(Entries from a visual dataset)
-=-=-=-=-
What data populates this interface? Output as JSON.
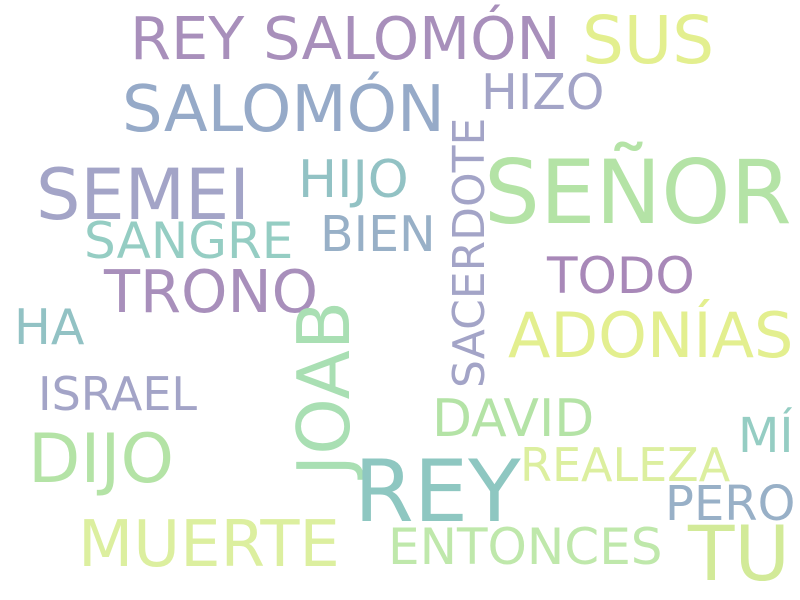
{
  "words": [
    {
      "text": "REY SALOMÓN",
      "color": "#a88fbb"
    },
    {
      "text": "SUS",
      "color": "#e3ef8f"
    },
    {
      "text": "HIZO",
      "color": "#a3a4c7"
    },
    {
      "text": "SALOMÓN",
      "color": "#96aac8"
    },
    {
      "text": "SEMEI",
      "color": "#a3a4c7"
    },
    {
      "text": "HIJO",
      "color": "#92c2c4"
    },
    {
      "text": "SACERDOTE",
      "color": "#a3a4c7"
    },
    {
      "text": "SEÑOR",
      "color": "#b4e3a6"
    },
    {
      "text": "SANGRE",
      "color": "#95cdc3"
    },
    {
      "text": "BIEN",
      "color": "#98b0c7"
    },
    {
      "text": "TRONO",
      "color": "#a88fbb"
    },
    {
      "text": "TODO",
      "color": "#a888b8"
    },
    {
      "text": "HA",
      "color": "#92c2c4"
    },
    {
      "text": "JOAB",
      "color": "#a9dfb3"
    },
    {
      "text": "ADONÍAS",
      "color": "#e3ef8f"
    },
    {
      "text": "ISRAEL",
      "color": "#a3a4c7"
    },
    {
      "text": "DAVID",
      "color": "#b4e3a6"
    },
    {
      "text": "MÍ",
      "color": "#95cdc3"
    },
    {
      "text": "DIJO",
      "color": "#b4e3a6"
    },
    {
      "text": "REY",
      "color": "#8ec7c1"
    },
    {
      "text": "REALEZA",
      "color": "#dcef9f"
    },
    {
      "text": "PERO",
      "color": "#98b0c7"
    },
    {
      "text": "MUERTE",
      "color": "#dcef9f"
    },
    {
      "text": "ENTONCES",
      "color": "#bfe8ab"
    },
    {
      "text": "TU",
      "color": "#d2ea98"
    }
  ]
}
-=-=-=-=-
## [Task details]
Above are the records; reproduce them exactly and leave out the pictures.

## [Exercise response]
What data populates this interface? Output as JSON.
{
  "words": [
    {
      "text": "REY SALOMÓN",
      "color": "#a88fbb"
    },
    {
      "text": "SUS",
      "color": "#e3ef8f"
    },
    {
      "text": "HIZO",
      "color": "#a3a4c7"
    },
    {
      "text": "SALOMÓN",
      "color": "#96aac8"
    },
    {
      "text": "SEMEI",
      "color": "#a3a4c7"
    },
    {
      "text": "HIJO",
      "color": "#92c2c4"
    },
    {
      "text": "SACERDOTE",
      "color": "#a3a4c7"
    },
    {
      "text": "SEÑOR",
      "color": "#b4e3a6"
    },
    {
      "text": "SANGRE",
      "color": "#95cdc3"
    },
    {
      "text": "BIEN",
      "color": "#98b0c7"
    },
    {
      "text": "TRONO",
      "color": "#a88fbb"
    },
    {
      "text": "TODO",
      "color": "#a888b8"
    },
    {
      "text": "HA",
      "color": "#92c2c4"
    },
    {
      "text": "JOAB",
      "color": "#a9dfb3"
    },
    {
      "text": "ADONÍAS",
      "color": "#e3ef8f"
    },
    {
      "text": "ISRAEL",
      "color": "#a3a4c7"
    },
    {
      "text": "DAVID",
      "color": "#b4e3a6"
    },
    {
      "text": "MÍ",
      "color": "#95cdc3"
    },
    {
      "text": "DIJO",
      "color": "#b4e3a6"
    },
    {
      "text": "REY",
      "color": "#8ec7c1"
    },
    {
      "text": "REALEZA",
      "color": "#dcef9f"
    },
    {
      "text": "PERO",
      "color": "#98b0c7"
    },
    {
      "text": "MUERTE",
      "color": "#dcef9f"
    },
    {
      "text": "ENTONCES",
      "color": "#bfe8ab"
    },
    {
      "text": "TU",
      "color": "#d2ea98"
    }
  ]
}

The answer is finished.